-------- Exercise material

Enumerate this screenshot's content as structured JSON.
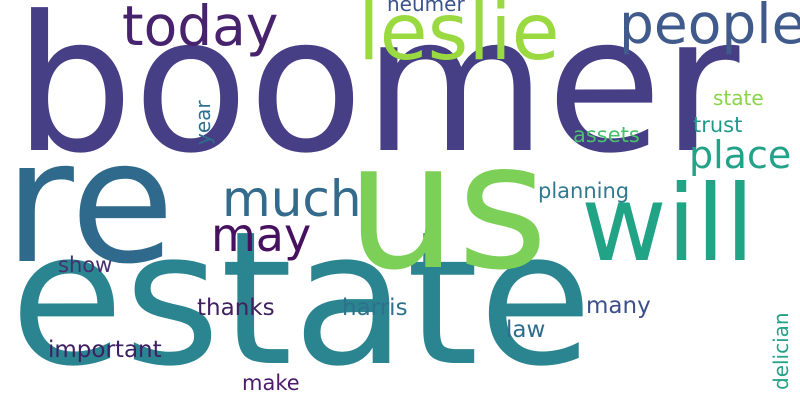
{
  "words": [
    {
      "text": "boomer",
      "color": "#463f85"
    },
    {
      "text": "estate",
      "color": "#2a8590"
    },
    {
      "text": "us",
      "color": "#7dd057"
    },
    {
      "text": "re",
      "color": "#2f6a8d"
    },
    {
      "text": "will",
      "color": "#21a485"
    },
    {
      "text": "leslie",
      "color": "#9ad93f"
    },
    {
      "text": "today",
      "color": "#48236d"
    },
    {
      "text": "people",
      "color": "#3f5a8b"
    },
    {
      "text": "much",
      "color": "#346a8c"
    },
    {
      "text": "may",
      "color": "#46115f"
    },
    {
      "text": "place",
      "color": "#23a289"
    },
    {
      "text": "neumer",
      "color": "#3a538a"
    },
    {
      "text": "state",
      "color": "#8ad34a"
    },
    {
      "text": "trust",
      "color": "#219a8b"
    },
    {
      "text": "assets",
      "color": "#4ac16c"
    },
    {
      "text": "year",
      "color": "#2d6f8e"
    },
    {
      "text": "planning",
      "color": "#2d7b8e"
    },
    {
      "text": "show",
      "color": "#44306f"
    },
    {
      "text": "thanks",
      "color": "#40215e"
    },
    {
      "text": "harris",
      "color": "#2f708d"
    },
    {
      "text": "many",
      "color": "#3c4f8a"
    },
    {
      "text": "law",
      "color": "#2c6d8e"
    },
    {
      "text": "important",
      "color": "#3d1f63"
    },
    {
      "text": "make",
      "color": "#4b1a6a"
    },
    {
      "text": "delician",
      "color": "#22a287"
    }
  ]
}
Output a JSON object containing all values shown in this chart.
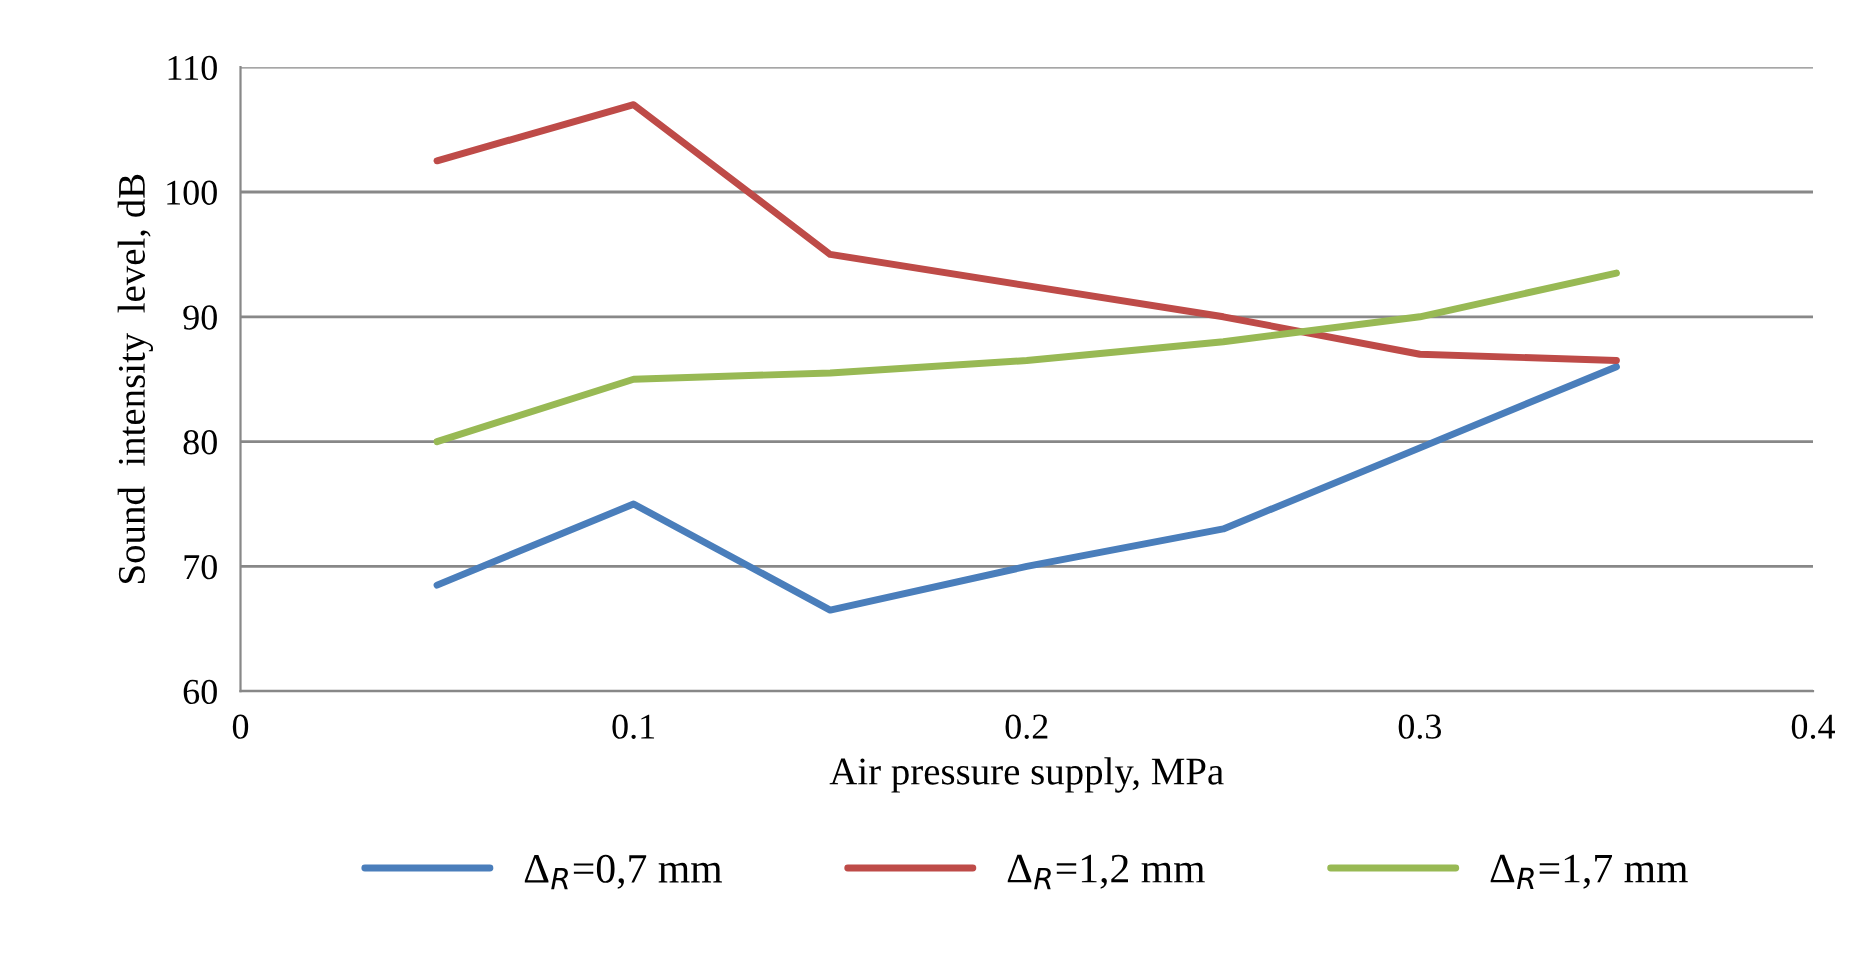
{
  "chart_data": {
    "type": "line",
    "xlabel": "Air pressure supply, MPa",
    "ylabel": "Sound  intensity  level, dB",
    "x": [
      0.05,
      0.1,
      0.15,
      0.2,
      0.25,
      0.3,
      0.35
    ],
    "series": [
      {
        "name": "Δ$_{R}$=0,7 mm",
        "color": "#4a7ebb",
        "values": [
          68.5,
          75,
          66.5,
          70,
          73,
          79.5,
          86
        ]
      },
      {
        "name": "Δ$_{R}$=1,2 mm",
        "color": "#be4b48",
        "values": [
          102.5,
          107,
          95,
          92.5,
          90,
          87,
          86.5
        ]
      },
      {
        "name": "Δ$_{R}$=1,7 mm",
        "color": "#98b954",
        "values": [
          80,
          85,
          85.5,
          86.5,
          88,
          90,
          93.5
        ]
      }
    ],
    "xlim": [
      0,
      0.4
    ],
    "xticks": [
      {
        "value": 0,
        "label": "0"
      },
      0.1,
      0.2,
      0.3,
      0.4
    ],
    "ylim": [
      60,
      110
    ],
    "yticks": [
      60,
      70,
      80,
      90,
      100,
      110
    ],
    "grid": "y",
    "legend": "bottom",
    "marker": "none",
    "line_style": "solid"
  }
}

----------------
-------- Exercise material

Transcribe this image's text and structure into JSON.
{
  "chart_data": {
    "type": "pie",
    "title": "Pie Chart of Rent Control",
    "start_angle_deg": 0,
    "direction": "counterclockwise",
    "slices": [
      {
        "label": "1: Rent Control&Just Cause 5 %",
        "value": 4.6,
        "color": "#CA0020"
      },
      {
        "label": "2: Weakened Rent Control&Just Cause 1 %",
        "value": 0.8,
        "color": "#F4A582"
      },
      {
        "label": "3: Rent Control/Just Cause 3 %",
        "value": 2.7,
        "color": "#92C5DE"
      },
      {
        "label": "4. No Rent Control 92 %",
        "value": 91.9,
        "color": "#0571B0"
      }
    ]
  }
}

----------------

Problem to solve →
Find every line that holds "Cause" and copy it.

The solution →
        "label": "1: Rent Control&Just Cause 5 %",
        "label": "2: Weakened Rent Control&Just Cause 1 %",
        "label": "3: Rent Control/Just Cause 3 %",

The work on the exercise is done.